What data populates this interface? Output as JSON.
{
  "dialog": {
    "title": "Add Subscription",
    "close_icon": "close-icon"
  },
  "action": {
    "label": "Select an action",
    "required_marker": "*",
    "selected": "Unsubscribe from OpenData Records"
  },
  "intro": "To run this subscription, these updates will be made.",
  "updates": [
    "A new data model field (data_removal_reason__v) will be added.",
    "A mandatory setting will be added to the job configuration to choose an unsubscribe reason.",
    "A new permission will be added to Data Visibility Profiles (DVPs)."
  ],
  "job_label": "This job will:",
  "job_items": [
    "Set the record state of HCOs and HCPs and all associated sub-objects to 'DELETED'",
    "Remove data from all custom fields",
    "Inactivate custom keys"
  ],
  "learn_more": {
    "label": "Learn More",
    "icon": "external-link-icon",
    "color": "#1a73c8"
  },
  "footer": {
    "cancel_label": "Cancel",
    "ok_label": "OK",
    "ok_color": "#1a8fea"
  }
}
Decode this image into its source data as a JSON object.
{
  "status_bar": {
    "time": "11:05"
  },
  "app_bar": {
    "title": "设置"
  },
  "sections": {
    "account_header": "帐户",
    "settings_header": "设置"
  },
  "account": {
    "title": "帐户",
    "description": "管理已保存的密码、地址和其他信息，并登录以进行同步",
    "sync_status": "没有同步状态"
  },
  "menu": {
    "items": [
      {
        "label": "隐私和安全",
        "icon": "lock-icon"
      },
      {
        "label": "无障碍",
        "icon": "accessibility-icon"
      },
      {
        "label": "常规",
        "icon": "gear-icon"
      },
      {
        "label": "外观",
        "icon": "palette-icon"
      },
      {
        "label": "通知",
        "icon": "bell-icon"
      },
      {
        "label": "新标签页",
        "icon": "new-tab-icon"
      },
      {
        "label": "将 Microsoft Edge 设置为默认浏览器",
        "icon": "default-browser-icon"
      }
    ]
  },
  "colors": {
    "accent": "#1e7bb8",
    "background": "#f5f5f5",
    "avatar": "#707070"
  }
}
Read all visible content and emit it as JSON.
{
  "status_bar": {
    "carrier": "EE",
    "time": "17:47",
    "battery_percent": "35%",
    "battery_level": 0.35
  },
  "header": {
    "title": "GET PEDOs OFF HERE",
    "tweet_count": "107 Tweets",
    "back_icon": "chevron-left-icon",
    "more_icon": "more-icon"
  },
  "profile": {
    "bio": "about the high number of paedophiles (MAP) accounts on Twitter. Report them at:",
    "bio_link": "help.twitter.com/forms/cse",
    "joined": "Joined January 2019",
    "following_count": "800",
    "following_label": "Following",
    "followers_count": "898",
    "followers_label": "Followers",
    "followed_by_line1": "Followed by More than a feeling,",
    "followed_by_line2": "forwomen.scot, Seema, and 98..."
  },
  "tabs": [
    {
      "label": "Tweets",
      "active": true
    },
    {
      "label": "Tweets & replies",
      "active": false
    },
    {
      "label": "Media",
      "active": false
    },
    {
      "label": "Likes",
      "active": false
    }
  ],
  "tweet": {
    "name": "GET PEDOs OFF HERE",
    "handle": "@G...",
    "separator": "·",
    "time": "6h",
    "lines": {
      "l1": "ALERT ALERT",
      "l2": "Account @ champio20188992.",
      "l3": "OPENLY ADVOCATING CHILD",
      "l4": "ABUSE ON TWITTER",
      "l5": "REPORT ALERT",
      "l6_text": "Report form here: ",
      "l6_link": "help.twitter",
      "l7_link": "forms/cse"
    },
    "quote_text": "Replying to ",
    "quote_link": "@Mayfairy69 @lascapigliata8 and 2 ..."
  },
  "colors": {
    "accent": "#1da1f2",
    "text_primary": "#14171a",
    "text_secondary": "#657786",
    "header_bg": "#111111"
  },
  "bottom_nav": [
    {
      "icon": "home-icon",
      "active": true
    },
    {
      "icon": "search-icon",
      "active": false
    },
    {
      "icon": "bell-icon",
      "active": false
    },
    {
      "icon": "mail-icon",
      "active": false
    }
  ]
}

---*---

Make a verbatim copy of every entry shown above.

What data populates this interface? Output as JSON.
{
  "dialog": {
    "title": "Add Subscription",
    "close_icon": "close-icon"
  },
  "action": {
    "label": "Select an action",
    "required_marker": "*",
    "selected": "Unsubscribe from OpenData Records"
  },
  "intro": "To run this subscription, these updates will be made.",
  "updates": [
    "A new data model field (data_removal_reason__v) will be added.",
    "A mandatory setting will be added to the job configuration to choose an unsubscribe reason.",
    "A new permission will be added to Data Visibility Profiles (DVPs)."
  ],
  "job_label": "This job will:",
  "job_items": [
    "Set the record state of HCOs and HCPs and all associated sub-objects to 'DELETED'",
    "Remove data from all custom fields",
    "Inactivate custom keys"
  ],
  "learn_more": {
    "label": "Learn More",
    "icon": "external-link-icon",
    "color": "#1a73c8"
  },
  "footer": {
    "cancel_label": "Cancel",
    "ok_label": "OK",
    "ok_color": "#1a8fea"
  }
}
Decode this image into its source data as a JSON object.
{
  "status_bar": {
    "time": "11:05"
  },
  "app_bar": {
    "title": "设置"
  },
  "sections": {
    "account_header": "帐户",
    "settings_header": "设置"
  },
  "account": {
    "title": "帐户",
    "description": "管理已保存的密码、地址和其他信息，并登录以进行同步",
    "sync_status": "没有同步状态"
  },
  "menu": {
    "items": [
      {
        "label": "隐私和安全",
        "icon": "lock-icon"
      },
      {
        "label": "无障碍",
        "icon": "accessibility-icon"
      },
      {
        "label": "常规",
        "icon": "gear-icon"
      },
      {
        "label": "外观",
        "icon": "palette-icon"
      },
      {
        "label": "通知",
        "icon": "bell-icon"
      },
      {
        "label": "新标签页",
        "icon": "new-tab-icon"
      },
      {
        "label": "将 Microsoft Edge 设置为默认浏览器",
        "icon": "default-browser-icon"
      }
    ]
  },
  "colors": {
    "accent": "#1e7bb8",
    "background": "#f5f5f5",
    "avatar": "#707070"
  }
}
Read all visible content and emit it as JSON.
{
  "status_bar": {
    "carrier": "EE",
    "time": "17:47",
    "battery_percent": "35%",
    "battery_level": 0.35
  },
  "header": {
    "title": "GET PEDOs OFF HERE",
    "tweet_count": "107 Tweets",
    "back_icon": "chevron-left-icon",
    "more_icon": "more-icon"
  },
  "profile": {
    "bio": "about the high number of paedophiles (MAP) accounts on Twitter. Report them at:",
    "bio_link": "help.twitter.com/forms/cse",
    "joined": "Joined January 2019",
    "following_count": "800",
    "following_label": "Following",
    "followers_count": "898",
    "followers_label": "Followers",
    "followed_by_line1": "Followed by More than a feeling,",
    "followed_by_line2": "forwomen.scot, Seema, and 98..."
  },
  "tabs": [
    {
      "label": "Tweets",
      "active": true
    },
    {
      "label": "Tweets & replies",
      "active": false
    },
    {
      "label": "Media",
      "active": false
    },
    {
      "label": "Likes",
      "active": false
    }
  ],
  "tweet": {
    "name": "GET PEDOs OFF HERE",
    "handle": "@G...",
    "separator": "·",
    "time": "6h",
    "lines": {
      "l1": "ALERT ALERT",
      "l2": "Account @ champio20188992.",
      "l3": "OPENLY ADVOCATING CHILD",
      "l4": "ABUSE ON TWITTER",
      "l5": "REPORT ALERT",
      "l6_text": "Report form here: ",
      "l6_link": "help.twitter",
      "l7_link": "forms/cse"
    },
    "quote_text": "Replying to ",
    "quote_link": "@Mayfairy69 @lascapigliata8 and 2 ..."
  },
  "colors": {
    "accent": "#1da1f2",
    "text_primary": "#14171a",
    "text_secondary": "#657786",
    "header_bg": "#111111"
  },
  "bottom_nav": [
    {
      "icon": "home-icon",
      "active": true
    },
    {
      "icon": "search-icon",
      "active": false
    },
    {
      "icon": "bell-icon",
      "active": false
    },
    {
      "icon": "mail-icon",
      "active": false
    }
  ]
}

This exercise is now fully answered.